-- TASK DESCRIPTION --
Search the data below for the string "title". Extract every line that contains it.

··· EXERCISE MATERIALS ···

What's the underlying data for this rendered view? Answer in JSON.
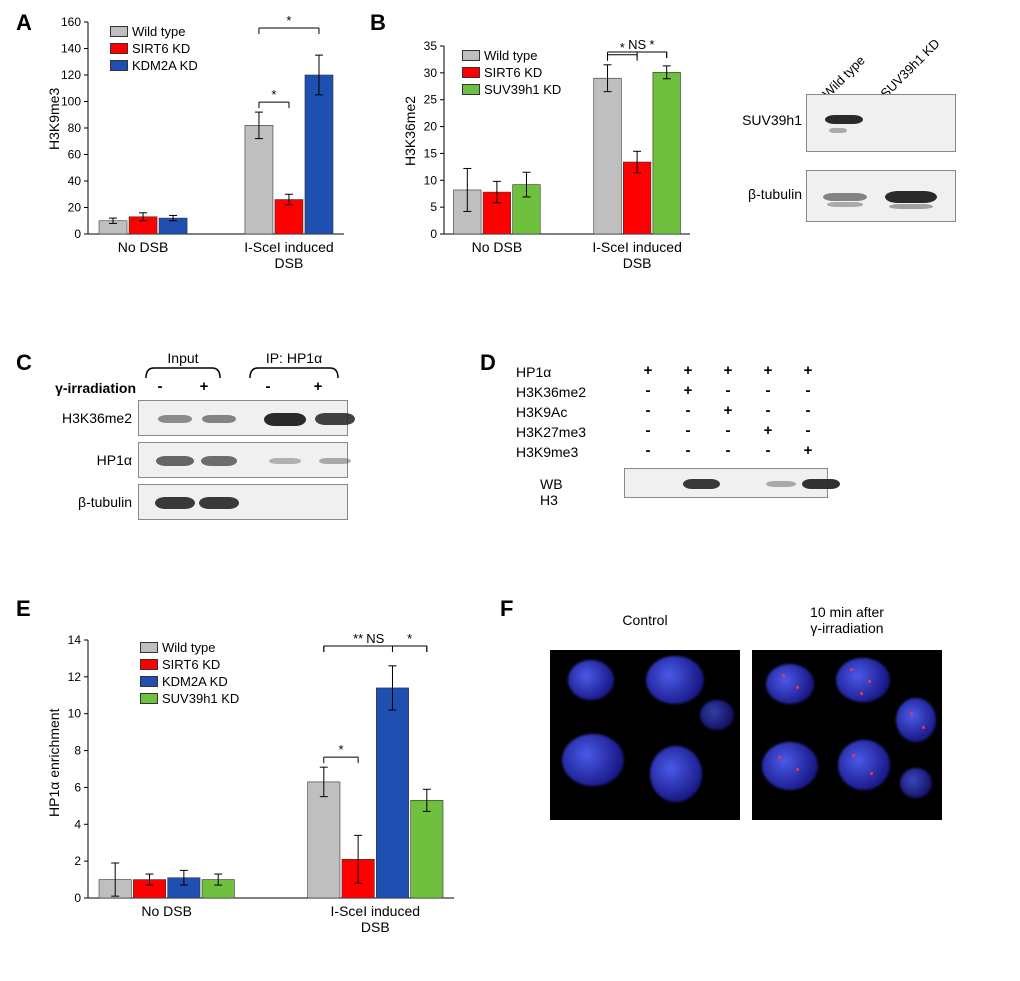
{
  "panelA": {
    "label": "A",
    "type": "bar",
    "ylabel": "H3K9me3",
    "ylim": [
      0,
      160
    ],
    "ytick_step": 20,
    "groups": [
      "No DSB",
      "I-SceI induced\nDSB"
    ],
    "series": [
      {
        "name": "Wild type",
        "color": "#bfbfbf",
        "values": [
          10,
          82
        ],
        "err": [
          2,
          10
        ]
      },
      {
        "name": "SIRT6 KD",
        "color": "#ff0000",
        "values": [
          13,
          26
        ],
        "err": [
          3,
          4
        ]
      },
      {
        "name": "KDM2A KD",
        "color": "#1f4fb0",
        "values": [
          12,
          120
        ],
        "err": [
          2,
          15
        ]
      }
    ],
    "sig": [
      {
        "from": 0,
        "to": 1,
        "group": 1,
        "label": "*"
      },
      {
        "from": 0,
        "to": 2,
        "group": 1,
        "label": "*"
      }
    ],
    "bar_width": 0.8,
    "background_color": "#ffffff",
    "axis_color": "#000000",
    "label_fontsize": 14,
    "tick_fontsize": 13
  },
  "panelB": {
    "label": "B",
    "type": "bar",
    "ylabel": "H3K36me2",
    "ylim": [
      0,
      35
    ],
    "ytick_step": 5,
    "groups": [
      "No DSB",
      "I-SceI induced\nDSB"
    ],
    "series": [
      {
        "name": "Wild type",
        "color": "#bfbfbf",
        "values": [
          8.2,
          29
        ],
        "err": [
          4,
          2.5
        ]
      },
      {
        "name": "SIRT6 KD",
        "color": "#ff0000",
        "values": [
          7.8,
          13.4
        ],
        "err": [
          2,
          2
        ]
      },
      {
        "name": "SUV39h1 KD",
        "color": "#70c040",
        "values": [
          9.2,
          30.1
        ],
        "err": [
          2.3,
          1.2
        ]
      }
    ],
    "sig": [
      {
        "from": 0,
        "to": 1,
        "group": 1,
        "label": "*"
      },
      {
        "from": 1,
        "to": 2,
        "group": 1,
        "label": "*"
      },
      {
        "from": 0,
        "to": 2,
        "group": 1,
        "label": "NS"
      }
    ],
    "blot": {
      "lanes": [
        "Wild type",
        "SUV39h1 KD"
      ],
      "rows": [
        {
          "label": "SUV39h1",
          "bands": [
            1.0,
            0.0
          ]
        },
        {
          "label": "β-tubulin",
          "bands": [
            0.6,
            1.0
          ]
        }
      ],
      "band_color": "#1a1a1a",
      "background": "#f5f5f5"
    }
  },
  "panelC": {
    "label": "C",
    "type": "western",
    "condition_label": "γ-irradiation",
    "group_labels": [
      "Input",
      "IP: HP1α"
    ],
    "conditions": [
      "-",
      "+",
      "-",
      "+"
    ],
    "rows": [
      {
        "label": "H3K36me2",
        "bands": [
          0.35,
          0.4,
          1.0,
          0.85
        ]
      },
      {
        "label": "HP1α",
        "bands": [
          0.6,
          0.55,
          0.1,
          0.15
        ]
      },
      {
        "label": "β-tubulin",
        "bands": [
          0.9,
          0.9,
          0.0,
          0.0
        ]
      }
    ],
    "band_color": "#1a1a1a",
    "background": "#f2f2f2"
  },
  "panelD": {
    "label": "D",
    "type": "peptide-pulldown",
    "row_labels": [
      "HP1α",
      "H3K36me2",
      "H3K9Ac",
      "H3K27me3",
      "H3K9me3"
    ],
    "matrix": [
      [
        "+",
        "+",
        "+",
        "+",
        "+"
      ],
      [
        "-",
        "+",
        "-",
        "-",
        "-"
      ],
      [
        "-",
        "-",
        "+",
        "-",
        "-"
      ],
      [
        "-",
        "-",
        "-",
        "+",
        "-"
      ],
      [
        "-",
        "-",
        "-",
        "-",
        "+"
      ]
    ],
    "wb_label": "WB  H3",
    "bands": [
      0.0,
      0.9,
      0.0,
      0.15,
      0.95
    ],
    "band_color": "#1a1a1a",
    "background": "#f2f2f2"
  },
  "panelE": {
    "label": "E",
    "type": "bar",
    "ylabel": "HP1α enrichment",
    "ylim": [
      0,
      14
    ],
    "ytick_step": 2,
    "groups": [
      "No DSB",
      "I-SceI induced\nDSB"
    ],
    "series": [
      {
        "name": "Wild type",
        "color": "#bfbfbf",
        "values": [
          1.0,
          6.3
        ],
        "err": [
          0.9,
          0.8
        ]
      },
      {
        "name": "SIRT6 KD",
        "color": "#ff0000",
        "values": [
          1.0,
          2.1
        ],
        "err": [
          0.3,
          1.3
        ]
      },
      {
        "name": "KDM2A KD",
        "color": "#1f4fb0",
        "values": [
          1.1,
          11.4
        ],
        "err": [
          0.4,
          1.2
        ]
      },
      {
        "name": "SUV39h1 KD",
        "color": "#70c040",
        "values": [
          1.0,
          5.3
        ],
        "err": [
          0.3,
          0.6
        ]
      }
    ],
    "sig": [
      {
        "from": 0,
        "to": 1,
        "group": 1,
        "label": "*"
      },
      {
        "from": 0,
        "to": 2,
        "group": 1,
        "label": "**"
      },
      {
        "from": 2,
        "to": 3,
        "group": 1,
        "label": "*"
      },
      {
        "from": 0,
        "to": 3,
        "group": 1,
        "label": "NS"
      }
    ]
  },
  "panelF": {
    "label": "F",
    "type": "micrograph",
    "images": [
      {
        "title": "Control",
        "foci": false
      },
      {
        "title": "10 min after\nγ-irradiation",
        "foci": true
      }
    ],
    "nucleus_color": "#2a3ad0",
    "foci_color": "#ff3040",
    "background": "#000000"
  }
}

···

-- EXERCISE OUTPUT --
        "title": "Control",
        "title": "10 min after\nγ-irradiation",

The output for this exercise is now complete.